_Exercise brief_
Retype all entries exactly as they stand, excluding pictures.

===== Dataset =====

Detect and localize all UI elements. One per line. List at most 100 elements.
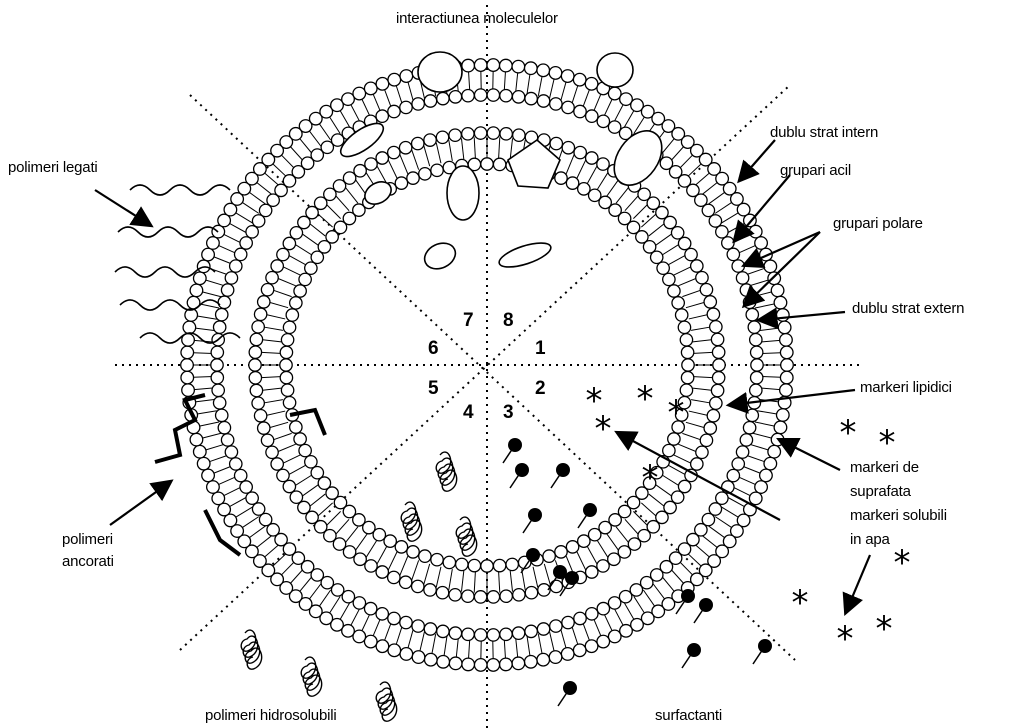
head-mid-inner [412,137,424,149]
outer-tail [749,444,768,450]
head-mid-outer [230,458,242,470]
head-mid-inner [678,480,690,492]
inner-tail [544,564,550,584]
outer-tail [687,164,702,178]
inner-tail [461,571,463,592]
outer-tail [385,89,392,108]
outer-tail [257,535,273,547]
head-inner [555,546,567,558]
head-mid-inner [277,469,289,481]
head-outer [749,225,762,238]
embedded-protein [597,53,633,87]
head-outer [197,457,210,470]
head-outer [755,237,768,250]
head-inner [663,444,675,456]
inner-tail [577,552,586,571]
outer-tail [236,213,253,223]
inner-tail [282,266,301,275]
head-outer [474,659,487,672]
head-inner [668,433,680,445]
head-inner [481,560,493,572]
head-outer [364,82,377,95]
head-outer [776,309,789,322]
outer-tail [214,466,233,473]
head-mid-inner [586,152,598,164]
inner-tail [388,160,397,179]
outer-tail [329,117,340,134]
head-mid-outer [424,623,436,635]
outer-tail [746,268,765,275]
head-mid-inner [258,422,270,434]
head-mid-inner [685,248,697,260]
outer-tail [281,561,295,575]
head-outer [774,421,787,434]
head-mid-inner [399,576,411,588]
outer-tail [340,602,350,619]
head-mid-inner [436,131,448,143]
inner-tail [355,534,367,551]
head-mid-inner [376,566,388,578]
inner-tail [625,195,639,211]
outer-tail [197,411,217,414]
head-mid-outer [376,110,388,122]
outer-tail [229,497,247,507]
head-mid-outer [727,469,739,481]
head-mid-inner [711,384,723,396]
head-inner [283,321,295,333]
head-mid-outer [608,597,620,609]
outer-tail [444,636,447,656]
inner-tail [287,465,305,475]
head-inner [555,172,567,184]
head-inner [566,541,578,553]
head-mid-inner [412,580,424,592]
head-inner [468,559,480,571]
outer-tail [662,576,675,591]
head-inner [384,535,396,547]
head-mid-inner [283,480,295,492]
head-mid-outer [574,105,586,117]
head-mid-inner [249,359,261,371]
head-outer [437,655,450,668]
outer-tail [242,202,259,213]
head-mid-inner [271,458,283,470]
inner-tail [259,352,280,353]
outer-tail [319,124,330,140]
head-mid-inner [354,165,366,177]
head-mid-inner [700,434,712,446]
head-outer [780,334,793,347]
head-inner [407,172,419,184]
head-inner [682,359,694,371]
head-mid-outer [743,296,755,308]
head-mid-outer [743,422,755,434]
head-mid-inner [550,137,562,149]
label-grupari-polare: grupari polare [833,214,923,233]
outer-tail [469,638,470,658]
head-mid-inner [424,134,436,146]
head-mid-outer [221,284,233,296]
head-inner [657,262,669,274]
head-mid-inner [283,237,295,249]
head-outer [376,640,389,653]
head-inner [680,334,692,346]
label-dublu-strat-intern: dublu strat intern [770,123,878,142]
head-inner [283,396,295,408]
outer-tail [694,173,709,186]
head-outer [771,433,784,446]
head-mid-inner [711,333,723,345]
outer-tail [218,476,236,484]
head-mid-outer [751,359,763,371]
head-inner [493,158,505,170]
head-mid-outer [437,625,449,637]
inner-tail [691,400,712,404]
head-mid-outer [487,89,499,101]
head-mid-outer [211,359,223,371]
head-mid-inner [597,560,609,572]
arrow-polimeri-ancorati [110,482,170,525]
outer-tail [702,182,718,194]
outer-tail [624,110,634,127]
encapsulated-molecule [447,166,479,220]
outer-tail [264,544,279,557]
outer-tail [593,94,601,112]
head-mid-outer [230,260,242,272]
outer-tail [516,73,518,93]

=====

_The answer_
Detect and localize all UI elements. One per line. List at most 100 elements.
head-mid-inner [412,137,424,149]
outer-tail [749,444,768,450]
head-mid-outer [230,458,242,470]
head-mid-inner [678,480,690,492]
inner-tail [544,564,550,584]
outer-tail [687,164,702,178]
inner-tail [461,571,463,592]
outer-tail [385,89,392,108]
outer-tail [257,535,273,547]
head-inner [555,546,567,558]
head-mid-inner [277,469,289,481]
head-outer [749,225,762,238]
embedded-protein [597,53,633,87]
head-outer [197,457,210,470]
head-outer [755,237,768,250]
head-inner [663,444,675,456]
inner-tail [577,552,586,571]
outer-tail [236,213,253,223]
inner-tail [282,266,301,275]
head-outer [474,659,487,672]
head-inner [668,433,680,445]
head-inner [481,560,493,572]
head-outer [364,82,377,95]
head-outer [776,309,789,322]
outer-tail [214,466,233,473]
head-mid-inner [586,152,598,164]
inner-tail [388,160,397,179]
outer-tail [329,117,340,134]
head-mid-outer [424,623,436,635]
outer-tail [746,268,765,275]
head-mid-inner [258,422,270,434]
head-mid-inner [685,248,697,260]
outer-tail [281,561,295,575]
head-outer [774,421,787,434]
head-mid-inner [399,576,411,588]
outer-tail [340,602,350,619]
head-mid-inner [436,131,448,143]
inner-tail [355,534,367,551]
head-mid-inner [376,566,388,578]
inner-tail [625,195,639,211]
outer-tail [197,411,217,414]
head-mid-outer [376,110,388,122]
outer-tail [229,497,247,507]
head-mid-outer [727,469,739,481]
head-mid-inner [711,384,723,396]
head-inner [283,321,295,333]
head-mid-outer [608,597,620,609]
outer-tail [444,636,447,656]
inner-tail [287,465,305,475]
head-inner [555,172,567,184]
head-inner [566,541,578,553]
head-mid-inner [412,580,424,592]
head-inner [468,559,480,571]
outer-tail [662,576,675,591]
head-inner [384,535,396,547]
head-mid-inner [283,480,295,492]
head-mid-outer [574,105,586,117]
head-mid-inner [249,359,261,371]
head-outer [437,655,450,668]
outer-tail [242,202,259,213]
head-mid-inner [271,458,283,470]
inner-tail [259,352,280,353]
outer-tail [319,124,330,140]
head-mid-inner [354,165,366,177]
head-mid-inner [700,434,712,446]
head-outer [780,334,793,347]
head-inner [407,172,419,184]
head-inner [682,359,694,371]
head-mid-outer [743,296,755,308]
head-mid-outer [743,422,755,434]
head-mid-inner [550,137,562,149]
label-grupari-polare: grupari polare [833,214,923,233]
outer-tail [469,638,470,658]
head-mid-inner [424,134,436,146]
head-mid-outer [221,284,233,296]
head-inner [657,262,669,274]
head-mid-inner [283,237,295,249]
head-outer [376,640,389,653]
head-inner [680,334,692,346]
label-dublu-strat-intern: dublu strat intern [770,123,878,142]
head-inner [283,396,295,408]
outer-tail [694,173,709,186]
head-outer [771,433,784,446]
head-mid-inner [711,333,723,345]
outer-tail [218,476,236,484]
head-mid-outer [751,359,763,371]
head-inner [493,158,505,170]
head-mid-outer [437,625,449,637]
inner-tail [691,400,712,404]
head-mid-outer [487,89,499,101]
head-mid-outer [211,359,223,371]
head-mid-inner [597,560,609,572]
arrow-polimeri-ancorati [110,482,170,525]
outer-tail [702,182,718,194]
outer-tail [624,110,634,127]
encapsulated-molecule [447,166,479,220]
outer-tail [264,544,279,557]
outer-tail [593,94,601,112]
head-mid-outer [230,260,242,272]
outer-tail [516,73,518,93]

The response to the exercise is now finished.